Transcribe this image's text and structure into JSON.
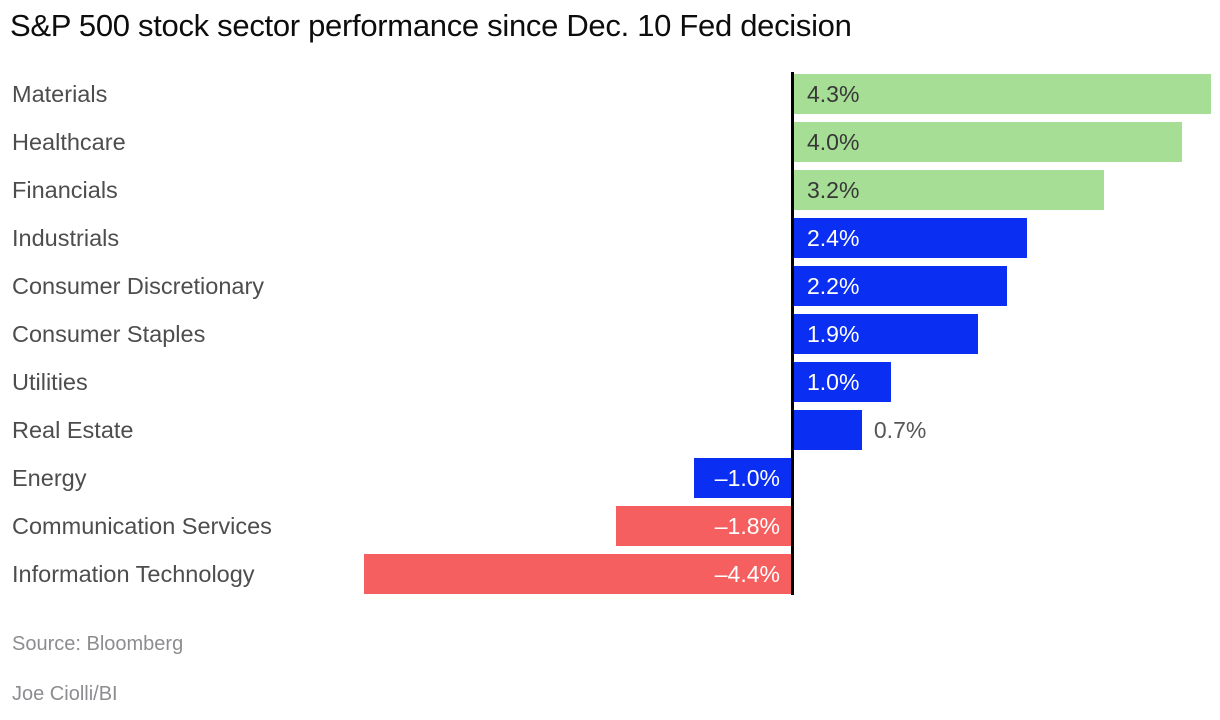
{
  "title": "S&P 500 stock sector performance since Dec. 10 Fed decision",
  "footer": {
    "source": "Source: Bloomberg",
    "byline": "Joe Ciolli/BI"
  },
  "chart_data": {
    "type": "bar",
    "orientation": "horizontal",
    "title": "S&P 500 stock sector performance since Dec. 10 Fed decision",
    "categories": [
      "Materials",
      "Healthcare",
      "Financials",
      "Industrials",
      "Consumer Discretionary",
      "Consumer Staples",
      "Utilities",
      "Real Estate",
      "Energy",
      "Communication Services",
      "Information Technology"
    ],
    "values": [
      4.3,
      4.0,
      3.2,
      2.4,
      2.2,
      1.9,
      1.0,
      0.7,
      -1.0,
      -1.8,
      -4.4
    ],
    "value_labels": [
      "4.3%",
      "4.0%",
      "3.2%",
      "2.4%",
      "2.2%",
      "1.9%",
      "1.0%",
      "0.7%",
      "–1.0%",
      "–1.8%",
      "–4.4%"
    ],
    "unit": "%",
    "bar_colors": [
      "green",
      "green",
      "green",
      "blue",
      "blue",
      "blue",
      "blue",
      "blue",
      "blue",
      "red",
      "red"
    ],
    "color_map": {
      "green": "#a7de96",
      "blue": "#0a2ff2",
      "red": "#f65f5f"
    },
    "value_label_styles": [
      "inside-dark",
      "inside-dark",
      "inside-dark",
      "inside-white",
      "inside-white",
      "inside-white",
      "inside-white",
      "outside-gray",
      "inside-white",
      "inside-white",
      "inside-white"
    ],
    "baseline": 0,
    "xlim": [
      -4.4,
      4.3
    ],
    "grid": false,
    "legend": false,
    "axis_line_color": "#000000",
    "source": "Bloomberg",
    "credit": "Joe Ciolli/BI"
  }
}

**Challenge**
Read through the entries and copy every line that includes "title".

**Response below**
  "title": "S&P 500 stock sector performance since Dec. 10 Fed decision",
    "title": "S&P 500 stock sector performance since Dec. 10 Fed decision",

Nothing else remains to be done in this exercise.